■ **Problem statement**
State how many lines of the entries include the string "Region", please, leaving out everything but the number.

■ **Input rows**

........

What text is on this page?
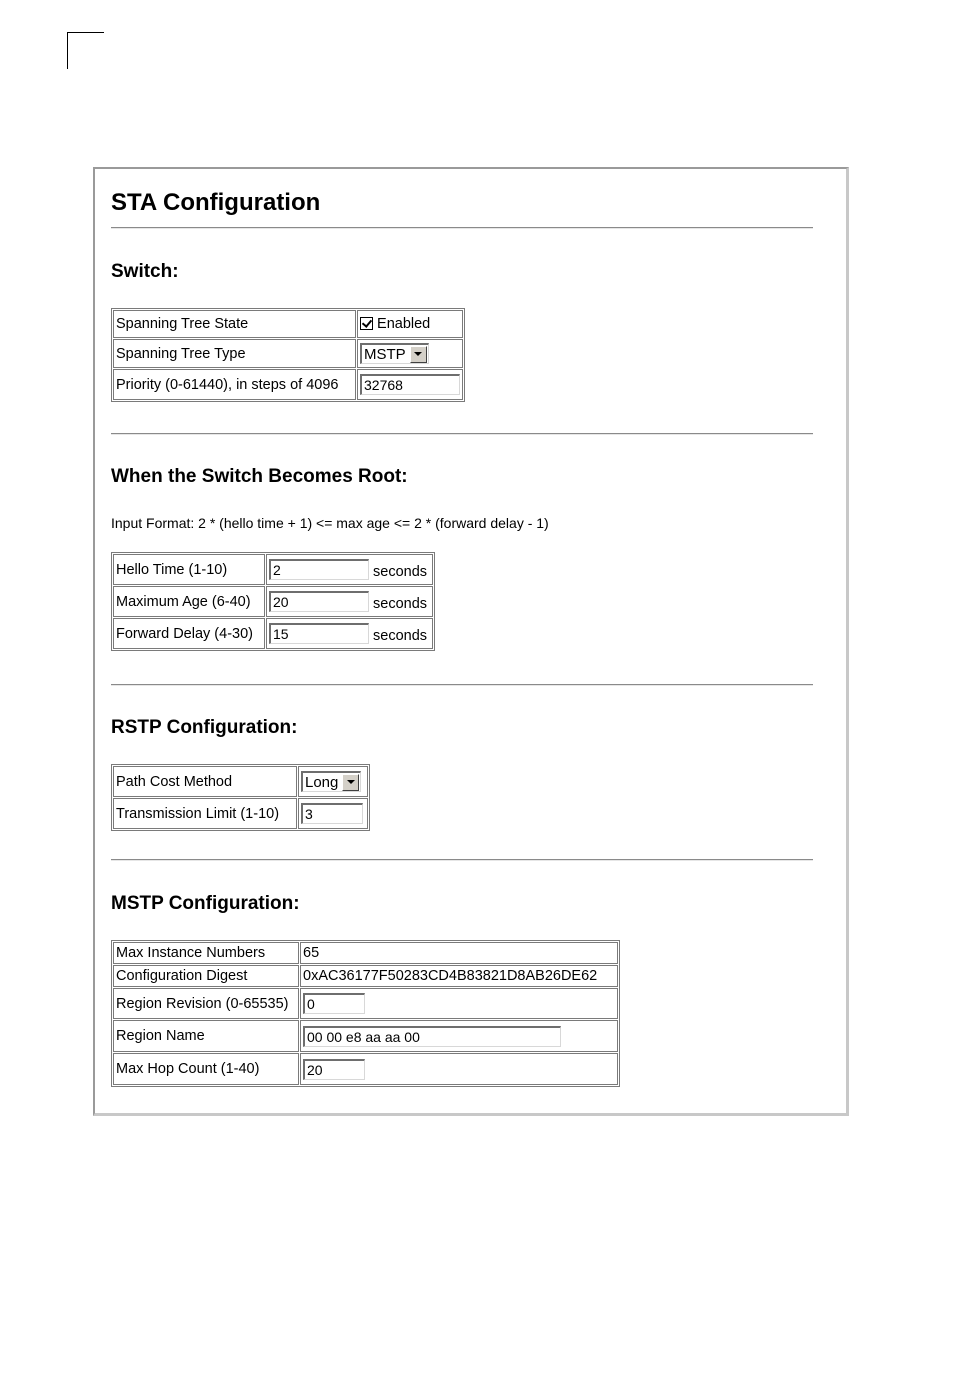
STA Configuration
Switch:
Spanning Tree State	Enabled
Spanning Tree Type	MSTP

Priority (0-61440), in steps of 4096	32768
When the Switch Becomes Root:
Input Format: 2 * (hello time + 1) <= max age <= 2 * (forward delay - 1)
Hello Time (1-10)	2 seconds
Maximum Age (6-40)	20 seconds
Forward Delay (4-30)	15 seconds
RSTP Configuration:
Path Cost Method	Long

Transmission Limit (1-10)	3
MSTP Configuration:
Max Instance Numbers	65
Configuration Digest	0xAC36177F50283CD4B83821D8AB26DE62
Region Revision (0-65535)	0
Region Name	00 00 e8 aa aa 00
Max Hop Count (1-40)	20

........

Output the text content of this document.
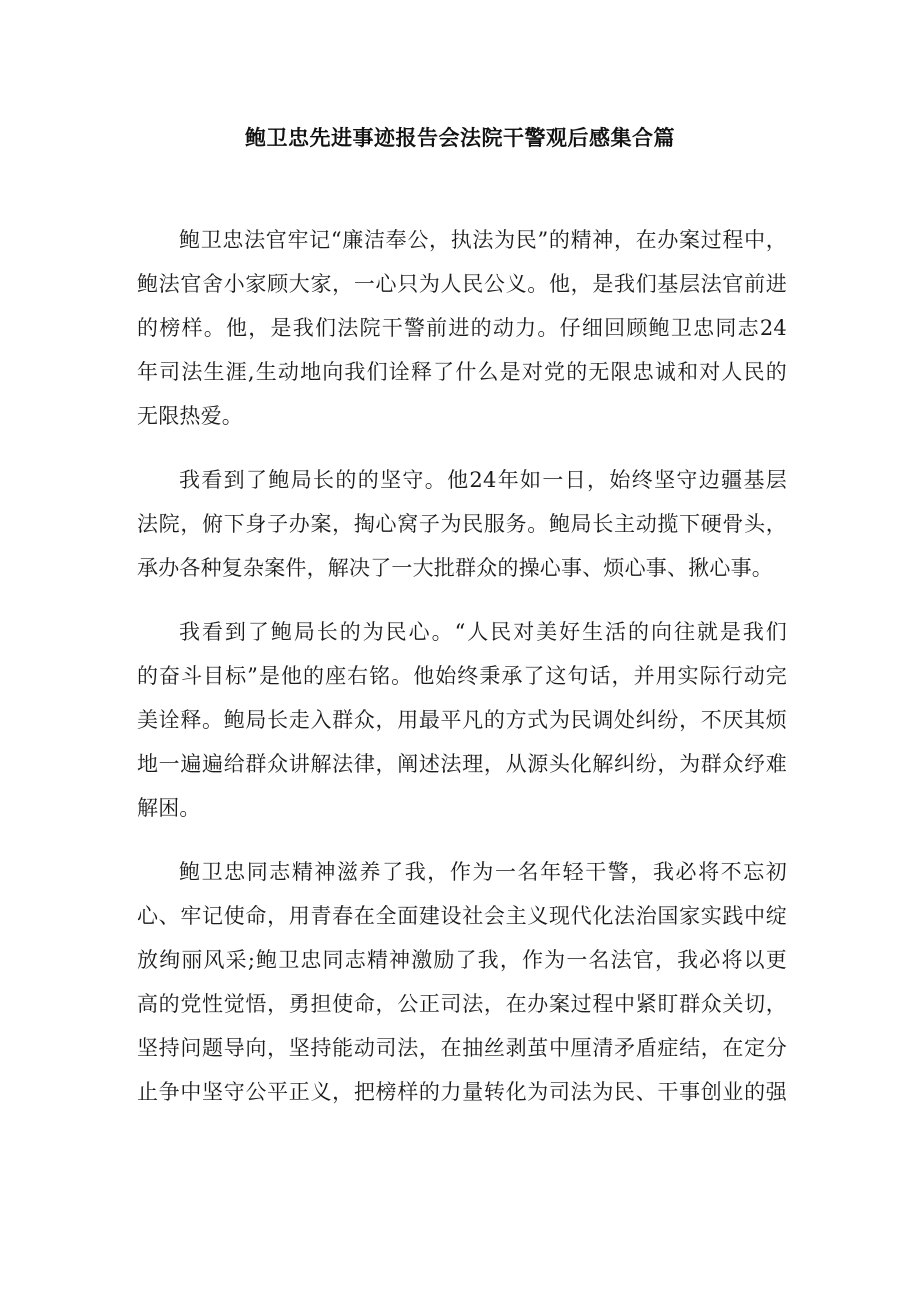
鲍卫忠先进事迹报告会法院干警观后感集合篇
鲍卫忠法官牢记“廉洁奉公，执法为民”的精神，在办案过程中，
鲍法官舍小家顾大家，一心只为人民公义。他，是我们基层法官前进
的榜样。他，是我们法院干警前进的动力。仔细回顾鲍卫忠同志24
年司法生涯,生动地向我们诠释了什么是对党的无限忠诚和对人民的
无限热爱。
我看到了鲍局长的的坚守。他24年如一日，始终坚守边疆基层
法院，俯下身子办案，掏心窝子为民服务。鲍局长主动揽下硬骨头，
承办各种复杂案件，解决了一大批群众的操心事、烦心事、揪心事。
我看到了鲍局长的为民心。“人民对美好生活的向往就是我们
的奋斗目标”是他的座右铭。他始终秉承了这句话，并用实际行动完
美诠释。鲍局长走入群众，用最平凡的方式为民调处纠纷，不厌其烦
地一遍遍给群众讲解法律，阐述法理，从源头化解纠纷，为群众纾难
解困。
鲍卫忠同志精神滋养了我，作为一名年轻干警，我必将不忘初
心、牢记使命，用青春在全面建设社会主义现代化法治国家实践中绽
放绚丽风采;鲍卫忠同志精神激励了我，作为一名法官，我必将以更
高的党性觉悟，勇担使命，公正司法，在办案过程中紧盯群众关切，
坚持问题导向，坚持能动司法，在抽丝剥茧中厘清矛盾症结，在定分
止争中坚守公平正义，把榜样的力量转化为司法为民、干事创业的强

........

■ **Result for this exercise**
2